* _Your instructions_
Count every line where "JSON" occurs. Give the total alone.

* _Information supplied_
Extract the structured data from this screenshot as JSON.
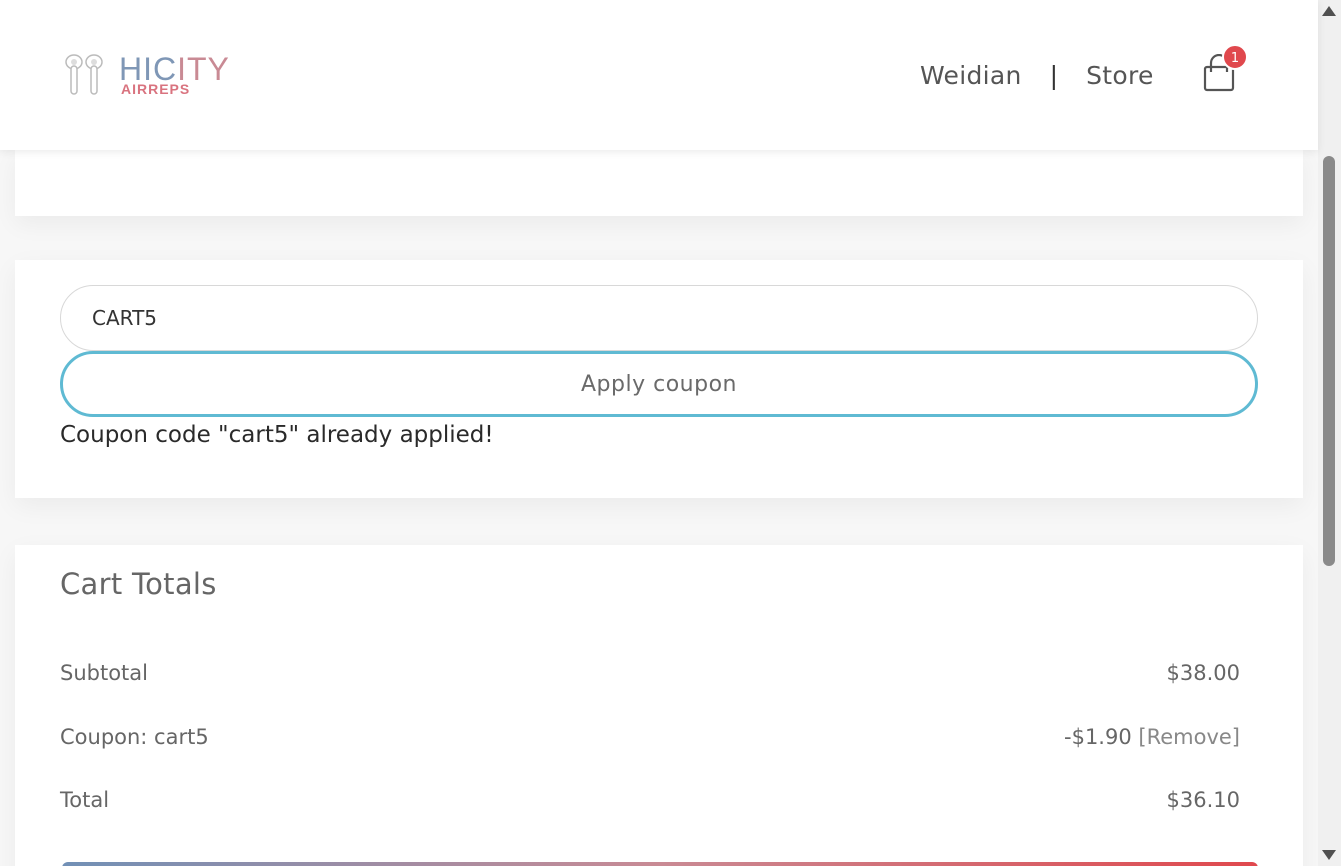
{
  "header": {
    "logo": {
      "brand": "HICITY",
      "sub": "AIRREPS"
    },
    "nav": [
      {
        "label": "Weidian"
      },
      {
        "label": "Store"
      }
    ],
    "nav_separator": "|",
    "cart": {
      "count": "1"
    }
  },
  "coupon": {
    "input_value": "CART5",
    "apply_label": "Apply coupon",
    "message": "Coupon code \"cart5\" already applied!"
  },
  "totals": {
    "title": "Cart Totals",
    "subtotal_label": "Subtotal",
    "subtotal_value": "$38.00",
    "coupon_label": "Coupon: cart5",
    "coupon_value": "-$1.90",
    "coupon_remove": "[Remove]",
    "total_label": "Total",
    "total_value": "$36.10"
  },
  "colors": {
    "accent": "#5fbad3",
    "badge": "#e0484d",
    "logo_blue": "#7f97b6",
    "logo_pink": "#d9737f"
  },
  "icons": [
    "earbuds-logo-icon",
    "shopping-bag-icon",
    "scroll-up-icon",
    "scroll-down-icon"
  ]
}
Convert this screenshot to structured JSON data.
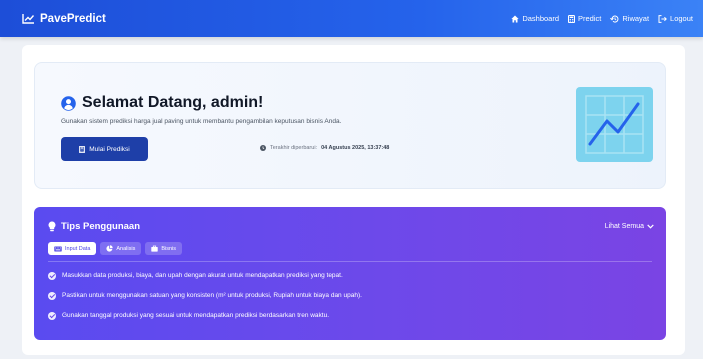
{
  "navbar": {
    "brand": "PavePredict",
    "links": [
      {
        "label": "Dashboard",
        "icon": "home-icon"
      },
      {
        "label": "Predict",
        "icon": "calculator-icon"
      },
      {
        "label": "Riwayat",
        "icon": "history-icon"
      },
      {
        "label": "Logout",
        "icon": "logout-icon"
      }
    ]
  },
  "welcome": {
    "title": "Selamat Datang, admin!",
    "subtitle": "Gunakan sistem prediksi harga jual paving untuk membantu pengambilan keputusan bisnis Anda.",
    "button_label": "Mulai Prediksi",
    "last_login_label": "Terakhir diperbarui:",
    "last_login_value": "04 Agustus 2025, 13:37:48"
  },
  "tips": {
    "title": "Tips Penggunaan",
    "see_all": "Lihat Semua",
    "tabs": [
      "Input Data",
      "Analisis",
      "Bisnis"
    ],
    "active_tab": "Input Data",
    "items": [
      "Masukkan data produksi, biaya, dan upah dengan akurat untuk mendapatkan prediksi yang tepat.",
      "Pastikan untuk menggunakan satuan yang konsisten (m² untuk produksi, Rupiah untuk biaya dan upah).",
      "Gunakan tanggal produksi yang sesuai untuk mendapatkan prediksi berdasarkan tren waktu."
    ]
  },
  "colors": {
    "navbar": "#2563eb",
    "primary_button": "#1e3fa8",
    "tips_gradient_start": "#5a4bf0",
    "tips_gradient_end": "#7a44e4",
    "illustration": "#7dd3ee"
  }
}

* _Written answer_
2